#### Task to carry out:
Narrow the data below down to the lines containing "pojęcie".
====== Information provided ======
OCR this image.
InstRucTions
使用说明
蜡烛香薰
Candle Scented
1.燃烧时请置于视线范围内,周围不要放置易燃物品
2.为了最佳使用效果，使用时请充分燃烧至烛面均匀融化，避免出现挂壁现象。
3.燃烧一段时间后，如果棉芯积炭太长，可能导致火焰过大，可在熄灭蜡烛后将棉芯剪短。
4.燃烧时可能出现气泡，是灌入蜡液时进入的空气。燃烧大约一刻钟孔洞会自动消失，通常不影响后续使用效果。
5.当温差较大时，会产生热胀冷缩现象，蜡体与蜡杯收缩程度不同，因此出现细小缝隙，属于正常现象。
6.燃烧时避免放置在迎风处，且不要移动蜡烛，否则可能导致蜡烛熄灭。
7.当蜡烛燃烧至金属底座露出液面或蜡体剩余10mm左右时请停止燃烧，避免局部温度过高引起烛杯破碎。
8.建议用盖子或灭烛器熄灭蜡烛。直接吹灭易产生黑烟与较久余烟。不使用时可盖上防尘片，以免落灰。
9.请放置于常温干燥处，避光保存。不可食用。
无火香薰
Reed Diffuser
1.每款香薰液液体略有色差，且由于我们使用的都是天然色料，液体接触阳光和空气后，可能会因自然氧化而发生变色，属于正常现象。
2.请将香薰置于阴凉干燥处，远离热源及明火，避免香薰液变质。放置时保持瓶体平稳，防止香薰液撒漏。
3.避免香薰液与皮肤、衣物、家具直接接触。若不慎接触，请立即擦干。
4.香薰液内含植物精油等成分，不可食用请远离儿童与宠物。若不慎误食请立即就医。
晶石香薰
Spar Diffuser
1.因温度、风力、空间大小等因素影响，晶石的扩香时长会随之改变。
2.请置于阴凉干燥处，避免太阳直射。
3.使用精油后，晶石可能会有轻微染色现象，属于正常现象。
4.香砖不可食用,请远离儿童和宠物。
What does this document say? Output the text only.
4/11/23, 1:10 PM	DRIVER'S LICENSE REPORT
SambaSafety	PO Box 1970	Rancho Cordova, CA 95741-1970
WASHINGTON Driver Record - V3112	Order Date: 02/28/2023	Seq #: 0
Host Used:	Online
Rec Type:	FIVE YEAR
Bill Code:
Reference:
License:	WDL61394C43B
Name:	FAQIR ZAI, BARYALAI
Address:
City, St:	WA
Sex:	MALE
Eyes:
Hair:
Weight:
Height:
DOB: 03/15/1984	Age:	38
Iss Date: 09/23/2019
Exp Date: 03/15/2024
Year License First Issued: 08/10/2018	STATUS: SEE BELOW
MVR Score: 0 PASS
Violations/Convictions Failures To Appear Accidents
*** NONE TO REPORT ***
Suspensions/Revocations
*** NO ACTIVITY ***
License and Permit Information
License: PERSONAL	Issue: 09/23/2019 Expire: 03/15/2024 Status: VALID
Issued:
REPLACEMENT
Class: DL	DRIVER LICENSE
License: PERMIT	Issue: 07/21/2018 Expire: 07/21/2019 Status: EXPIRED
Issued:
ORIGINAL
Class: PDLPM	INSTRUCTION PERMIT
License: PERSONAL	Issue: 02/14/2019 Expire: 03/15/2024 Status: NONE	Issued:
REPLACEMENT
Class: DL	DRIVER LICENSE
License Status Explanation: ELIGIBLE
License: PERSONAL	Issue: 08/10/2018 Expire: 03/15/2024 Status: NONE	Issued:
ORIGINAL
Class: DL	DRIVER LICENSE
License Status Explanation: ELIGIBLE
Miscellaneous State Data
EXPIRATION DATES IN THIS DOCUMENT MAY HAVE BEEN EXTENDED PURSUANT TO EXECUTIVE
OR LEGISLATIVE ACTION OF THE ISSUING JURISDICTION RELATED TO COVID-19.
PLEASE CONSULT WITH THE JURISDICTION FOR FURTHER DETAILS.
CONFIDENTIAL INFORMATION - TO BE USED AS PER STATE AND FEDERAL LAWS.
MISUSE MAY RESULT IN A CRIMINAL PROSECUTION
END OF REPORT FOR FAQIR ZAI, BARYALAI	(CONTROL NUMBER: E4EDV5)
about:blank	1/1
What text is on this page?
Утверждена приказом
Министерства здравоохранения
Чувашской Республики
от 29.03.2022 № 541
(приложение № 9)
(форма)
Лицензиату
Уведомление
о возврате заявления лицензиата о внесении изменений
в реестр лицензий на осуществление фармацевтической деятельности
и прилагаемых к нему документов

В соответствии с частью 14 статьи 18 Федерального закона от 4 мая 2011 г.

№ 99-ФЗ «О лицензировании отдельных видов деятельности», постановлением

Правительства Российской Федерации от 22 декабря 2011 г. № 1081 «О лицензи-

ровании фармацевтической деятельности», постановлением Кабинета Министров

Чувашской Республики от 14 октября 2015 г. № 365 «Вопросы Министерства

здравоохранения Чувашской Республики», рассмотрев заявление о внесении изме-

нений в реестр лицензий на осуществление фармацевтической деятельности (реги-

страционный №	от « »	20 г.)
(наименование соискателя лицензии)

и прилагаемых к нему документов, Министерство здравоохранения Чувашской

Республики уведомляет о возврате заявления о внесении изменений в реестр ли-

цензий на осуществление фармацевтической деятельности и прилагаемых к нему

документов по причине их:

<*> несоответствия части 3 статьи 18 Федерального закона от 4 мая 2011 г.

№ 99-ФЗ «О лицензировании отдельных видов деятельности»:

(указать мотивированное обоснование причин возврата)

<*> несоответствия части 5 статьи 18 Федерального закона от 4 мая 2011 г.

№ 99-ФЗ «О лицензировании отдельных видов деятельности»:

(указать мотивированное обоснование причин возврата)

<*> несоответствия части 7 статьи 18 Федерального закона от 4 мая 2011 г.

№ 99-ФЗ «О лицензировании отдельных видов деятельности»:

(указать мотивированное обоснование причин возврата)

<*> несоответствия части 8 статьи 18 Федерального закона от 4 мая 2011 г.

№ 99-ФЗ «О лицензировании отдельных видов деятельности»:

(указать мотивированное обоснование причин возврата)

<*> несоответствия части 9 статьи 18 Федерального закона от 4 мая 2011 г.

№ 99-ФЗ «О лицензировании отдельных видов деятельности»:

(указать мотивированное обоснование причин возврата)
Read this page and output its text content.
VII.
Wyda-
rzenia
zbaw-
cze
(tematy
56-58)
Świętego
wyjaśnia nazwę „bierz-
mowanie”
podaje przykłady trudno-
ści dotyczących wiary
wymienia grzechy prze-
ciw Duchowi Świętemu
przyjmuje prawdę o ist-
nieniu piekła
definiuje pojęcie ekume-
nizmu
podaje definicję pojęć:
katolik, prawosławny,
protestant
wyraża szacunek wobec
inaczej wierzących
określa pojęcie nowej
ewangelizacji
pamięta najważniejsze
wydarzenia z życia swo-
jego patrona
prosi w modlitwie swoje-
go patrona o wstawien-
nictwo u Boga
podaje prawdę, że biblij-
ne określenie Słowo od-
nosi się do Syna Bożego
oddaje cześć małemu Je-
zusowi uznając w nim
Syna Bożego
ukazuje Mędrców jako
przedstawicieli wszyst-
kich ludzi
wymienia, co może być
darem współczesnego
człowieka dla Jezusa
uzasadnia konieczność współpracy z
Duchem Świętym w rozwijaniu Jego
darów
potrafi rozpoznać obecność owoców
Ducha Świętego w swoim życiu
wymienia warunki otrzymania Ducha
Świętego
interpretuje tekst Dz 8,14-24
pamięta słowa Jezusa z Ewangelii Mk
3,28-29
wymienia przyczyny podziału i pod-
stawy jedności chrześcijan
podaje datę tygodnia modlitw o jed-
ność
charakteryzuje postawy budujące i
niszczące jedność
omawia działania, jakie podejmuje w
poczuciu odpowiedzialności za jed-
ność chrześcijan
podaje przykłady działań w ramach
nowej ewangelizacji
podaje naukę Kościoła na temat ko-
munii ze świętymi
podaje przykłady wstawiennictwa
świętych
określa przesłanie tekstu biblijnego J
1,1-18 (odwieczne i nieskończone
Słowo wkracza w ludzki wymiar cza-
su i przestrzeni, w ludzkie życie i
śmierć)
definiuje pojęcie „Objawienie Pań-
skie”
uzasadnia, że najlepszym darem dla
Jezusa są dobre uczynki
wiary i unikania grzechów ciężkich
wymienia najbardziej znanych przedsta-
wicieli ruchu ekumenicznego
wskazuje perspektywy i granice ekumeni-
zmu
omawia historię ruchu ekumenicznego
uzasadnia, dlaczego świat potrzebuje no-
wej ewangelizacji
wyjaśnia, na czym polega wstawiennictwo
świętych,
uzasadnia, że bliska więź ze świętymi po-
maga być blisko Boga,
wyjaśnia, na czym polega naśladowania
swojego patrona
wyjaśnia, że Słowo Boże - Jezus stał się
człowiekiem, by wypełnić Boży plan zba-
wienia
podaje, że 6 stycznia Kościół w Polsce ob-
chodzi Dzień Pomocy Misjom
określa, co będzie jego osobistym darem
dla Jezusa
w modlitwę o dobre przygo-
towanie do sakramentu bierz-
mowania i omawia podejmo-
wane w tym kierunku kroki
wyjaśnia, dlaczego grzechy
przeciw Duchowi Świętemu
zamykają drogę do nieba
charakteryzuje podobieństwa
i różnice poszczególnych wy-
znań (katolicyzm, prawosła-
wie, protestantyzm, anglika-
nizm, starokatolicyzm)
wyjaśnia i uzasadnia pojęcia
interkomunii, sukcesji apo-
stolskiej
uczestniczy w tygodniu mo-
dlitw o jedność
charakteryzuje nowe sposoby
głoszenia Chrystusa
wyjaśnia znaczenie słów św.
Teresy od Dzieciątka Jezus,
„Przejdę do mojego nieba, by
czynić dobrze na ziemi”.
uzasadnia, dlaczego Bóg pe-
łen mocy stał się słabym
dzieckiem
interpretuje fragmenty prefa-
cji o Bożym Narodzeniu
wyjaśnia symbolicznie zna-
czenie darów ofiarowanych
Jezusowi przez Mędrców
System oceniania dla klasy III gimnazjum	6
======
#### Response to the task:
definiuje pojęcie ekume-
określa pojęcie nowej
definiuje pojęcie „Objawienie Pań-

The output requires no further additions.